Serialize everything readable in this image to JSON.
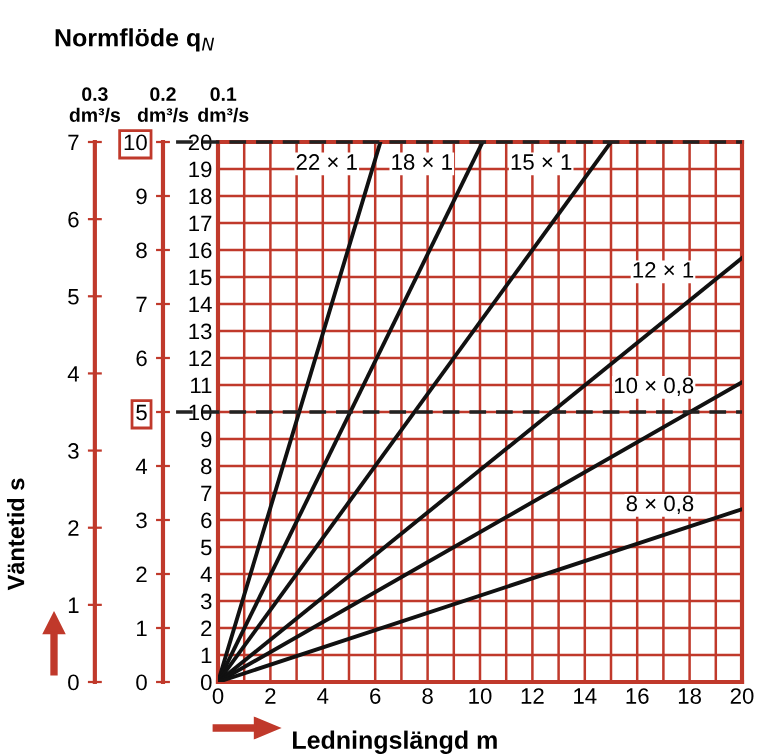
{
  "chart_data": {
    "type": "line",
    "title": "Normflöde q$_{N}$",
    "xlabel": "Ledningslängd m",
    "ylabel": "0.1\ndm³/s",
    "y2label": "0.2\ndm³/s",
    "y3label": "0.3\ndm³/s",
    "annotations": [
      "Väntetid s"
    ],
    "xlim": [
      0,
      20
    ],
    "xticks": [
      0,
      {
        "value": 1,
        "label": null
      },
      2,
      {
        "value": 3,
        "label": null
      },
      4,
      {
        "value": 5,
        "label": null
      },
      6,
      {
        "value": 7,
        "label": null
      },
      8,
      {
        "value": 9,
        "label": null
      },
      10,
      {
        "value": 11,
        "label": null
      },
      12,
      {
        "value": 13,
        "label": null
      },
      14,
      {
        "value": 15,
        "label": null
      },
      16,
      {
        "value": 17,
        "label": null
      },
      18,
      {
        "value": 19,
        "label": null
      },
      20
    ],
    "ylim": [
      0,
      20
    ],
    "yticks": [
      0,
      1,
      2,
      3,
      4,
      5,
      6,
      7,
      8,
      9,
      10,
      11,
      12,
      13,
      14,
      15,
      16,
      17,
      18,
      19,
      20
    ],
    "y2lim": [
      0,
      10
    ],
    "y2ticks": [
      0,
      1,
      2,
      3,
      4,
      5,
      6,
      7,
      8,
      9,
      10
    ],
    "y3lim": [
      0,
      7
    ],
    "y3ticks": [
      0,
      1,
      2,
      3,
      4,
      5,
      6,
      7
    ],
    "grid": true,
    "marker": "none",
    "line_style": "solid",
    "ref_lines": [
      {
        "axis": "y2",
        "value": 10,
        "label": null,
        "line_style": "dashed",
        "color": "#222222"
      },
      {
        "axis": "y2",
        "value": 5,
        "label": null,
        "line_style": "dashed",
        "color": "#222222"
      }
    ],
    "series": [
      {
        "name": "22 × 1",
        "color": "#111111",
        "x": [
          0,
          6.2
        ],
        "values": [
          0,
          20
        ]
      },
      {
        "name": "18 × 1",
        "color": "#111111",
        "x": [
          0,
          10.1
        ],
        "values": [
          0,
          20
        ]
      },
      {
        "name": "15 × 1",
        "color": "#111111",
        "x": [
          0,
          15.0
        ],
        "values": [
          0,
          20
        ]
      },
      {
        "name": "12 × 1",
        "color": "#111111",
        "x": [
          0,
          20
        ],
        "values": [
          0,
          15.7
        ]
      },
      {
        "name": "10 × 0,8",
        "color": "#111111",
        "x": [
          0,
          20
        ],
        "values": [
          0,
          11.1
        ]
      },
      {
        "name": "8 × 0,8",
        "color": "#111111",
        "x": [
          0,
          20
        ],
        "values": [
          0,
          6.4
        ]
      }
    ]
  }
}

» **Your objective**
Return each line from the material above exactly, but not the pictures.

» **Task answer**
Serialize everything readable in this image to JSON.
{
  "chart_data": {
    "type": "line",
    "title": "Normflöde q$_{N}$",
    "xlabel": "Ledningslängd m",
    "ylabel": "0.1\ndm³/s",
    "y2label": "0.2\ndm³/s",
    "y3label": "0.3\ndm³/s",
    "annotations": [
      "Väntetid s"
    ],
    "xlim": [
      0,
      20
    ],
    "xticks": [
      0,
      {
        "value": 1,
        "label": null
      },
      2,
      {
        "value": 3,
        "label": null
      },
      4,
      {
        "value": 5,
        "label": null
      },
      6,
      {
        "value": 7,
        "label": null
      },
      8,
      {
        "value": 9,
        "label": null
      },
      10,
      {
        "value": 11,
        "label": null
      },
      12,
      {
        "value": 13,
        "label": null
      },
      14,
      {
        "value": 15,
        "label": null
      },
      16,
      {
        "value": 17,
        "label": null
      },
      18,
      {
        "value": 19,
        "label": null
      },
      20
    ],
    "ylim": [
      0,
      20
    ],
    "yticks": [
      0,
      1,
      2,
      3,
      4,
      5,
      6,
      7,
      8,
      9,
      10,
      11,
      12,
      13,
      14,
      15,
      16,
      17,
      18,
      19,
      20
    ],
    "y2lim": [
      0,
      10
    ],
    "y2ticks": [
      0,
      1,
      2,
      3,
      4,
      5,
      6,
      7,
      8,
      9,
      10
    ],
    "y3lim": [
      0,
      7
    ],
    "y3ticks": [
      0,
      1,
      2,
      3,
      4,
      5,
      6,
      7
    ],
    "grid": true,
    "marker": "none",
    "line_style": "solid",
    "ref_lines": [
      {
        "axis": "y2",
        "value": 10,
        "label": null,
        "line_style": "dashed",
        "color": "#222222"
      },
      {
        "axis": "y2",
        "value": 5,
        "label": null,
        "line_style": "dashed",
        "color": "#222222"
      }
    ],
    "series": [
      {
        "name": "22 × 1",
        "color": "#111111",
        "x": [
          0,
          6.2
        ],
        "values": [
          0,
          20
        ]
      },
      {
        "name": "18 × 1",
        "color": "#111111",
        "x": [
          0,
          10.1
        ],
        "values": [
          0,
          20
        ]
      },
      {
        "name": "15 × 1",
        "color": "#111111",
        "x": [
          0,
          15.0
        ],
        "values": [
          0,
          20
        ]
      },
      {
        "name": "12 × 1",
        "color": "#111111",
        "x": [
          0,
          20
        ],
        "values": [
          0,
          15.7
        ]
      },
      {
        "name": "10 × 0,8",
        "color": "#111111",
        "x": [
          0,
          20
        ],
        "values": [
          0,
          11.1
        ]
      },
      {
        "name": "8 × 0,8",
        "color": "#111111",
        "x": [
          0,
          20
        ],
        "values": [
          0,
          6.4
        ]
      }
    ]
  }
}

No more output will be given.